[Data records]
===
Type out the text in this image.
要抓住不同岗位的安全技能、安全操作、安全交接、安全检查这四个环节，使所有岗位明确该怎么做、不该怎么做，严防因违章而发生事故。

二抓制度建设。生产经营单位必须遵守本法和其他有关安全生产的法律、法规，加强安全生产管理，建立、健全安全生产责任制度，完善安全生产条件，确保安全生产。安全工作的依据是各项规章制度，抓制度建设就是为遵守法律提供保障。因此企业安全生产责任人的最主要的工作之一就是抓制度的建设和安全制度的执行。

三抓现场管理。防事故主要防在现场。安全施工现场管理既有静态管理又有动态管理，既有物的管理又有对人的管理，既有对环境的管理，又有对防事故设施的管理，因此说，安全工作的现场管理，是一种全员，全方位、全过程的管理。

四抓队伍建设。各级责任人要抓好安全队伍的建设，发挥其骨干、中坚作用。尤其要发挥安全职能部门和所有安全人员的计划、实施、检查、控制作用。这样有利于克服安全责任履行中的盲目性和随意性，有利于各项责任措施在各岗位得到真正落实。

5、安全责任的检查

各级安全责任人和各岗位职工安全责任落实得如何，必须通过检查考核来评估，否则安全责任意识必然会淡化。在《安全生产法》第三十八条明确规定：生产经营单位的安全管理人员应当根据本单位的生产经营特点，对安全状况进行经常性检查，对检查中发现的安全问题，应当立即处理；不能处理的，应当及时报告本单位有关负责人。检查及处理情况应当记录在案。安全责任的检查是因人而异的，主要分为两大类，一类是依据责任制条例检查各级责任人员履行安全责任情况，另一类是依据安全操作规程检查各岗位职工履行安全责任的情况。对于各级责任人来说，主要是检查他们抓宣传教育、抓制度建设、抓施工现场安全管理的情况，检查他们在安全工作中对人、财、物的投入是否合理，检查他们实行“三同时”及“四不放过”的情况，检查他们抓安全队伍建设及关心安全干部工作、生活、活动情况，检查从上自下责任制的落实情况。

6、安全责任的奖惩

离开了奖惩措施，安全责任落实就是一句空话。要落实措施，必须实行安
===
GIVEN TASK: Give the listing again, word for word.

SOLUTION TO THE EXERCISE:
Type out the text in this image.
要抓住不同岗位的安全技能、安全操作、安全交接、安全检查这四个环节，使所有岗位明确该怎么做、不该怎么做，严防因违章而发生事故。

二抓制度建设。生产经营单位必须遵守本法和其他有关安全生产的法律、法规，加强安全生产管理，建立、健全安全生产责任制度，完善安全生产条件，确保安全生产。安全工作的依据是各项规章制度，抓制度建设就是为遵守法律提供保障。因此企业安全生产责任人的最主要的工作之一就是抓制度的建设和安全制度的执行。

三抓现场管理。防事故主要防在现场。安全施工现场管理既有静态管理又有动态管理，既有物的管理又有对人的管理，既有对环境的管理，又有对防事故设施的管理，因此说，安全工作的现场管理，是一种全员，全方位、全过程的管理。

四抓队伍建设。各级责任人要抓好安全队伍的建设，发挥其骨干、中坚作用。尤其要发挥安全职能部门和所有安全人员的计划、实施、检查、控制作用。这样有利于克服安全责任履行中的盲目性和随意性，有利于各项责任措施在各岗位得到真正落实。

5、安全责任的检查

各级安全责任人和各岗位职工安全责任落实得如何，必须通过检查考核来评估，否则安全责任意识必然会淡化。在《安全生产法》第三十八条明确规定：生产经营单位的安全管理人员应当根据本单位的生产经营特点，对安全状况进行经常性检查，对检查中发现的安全问题，应当立即处理；不能处理的，应当及时报告本单位有关负责人。检查及处理情况应当记录在案。安全责任的检查是因人而异的，主要分为两大类，一类是依据责任制条例检查各级责任人员履行安全责任情况，另一类是依据安全操作规程检查各岗位职工履行安全责任的情况。对于各级责任人来说，主要是检查他们抓宣传教育、抓制度建设、抓施工现场安全管理的情况，检查他们在安全工作中对人、财、物的投入是否合理，检查他们实行“三同时”及“四不放过”的情况，检查他们抓安全队伍建设及关心安全干部工作、生活、活动情况，检查从上自下责任制的落实情况。

6、安全责任的奖惩

离开了奖惩措施，安全责任落实就是一句空话。要落实措施，必须实行安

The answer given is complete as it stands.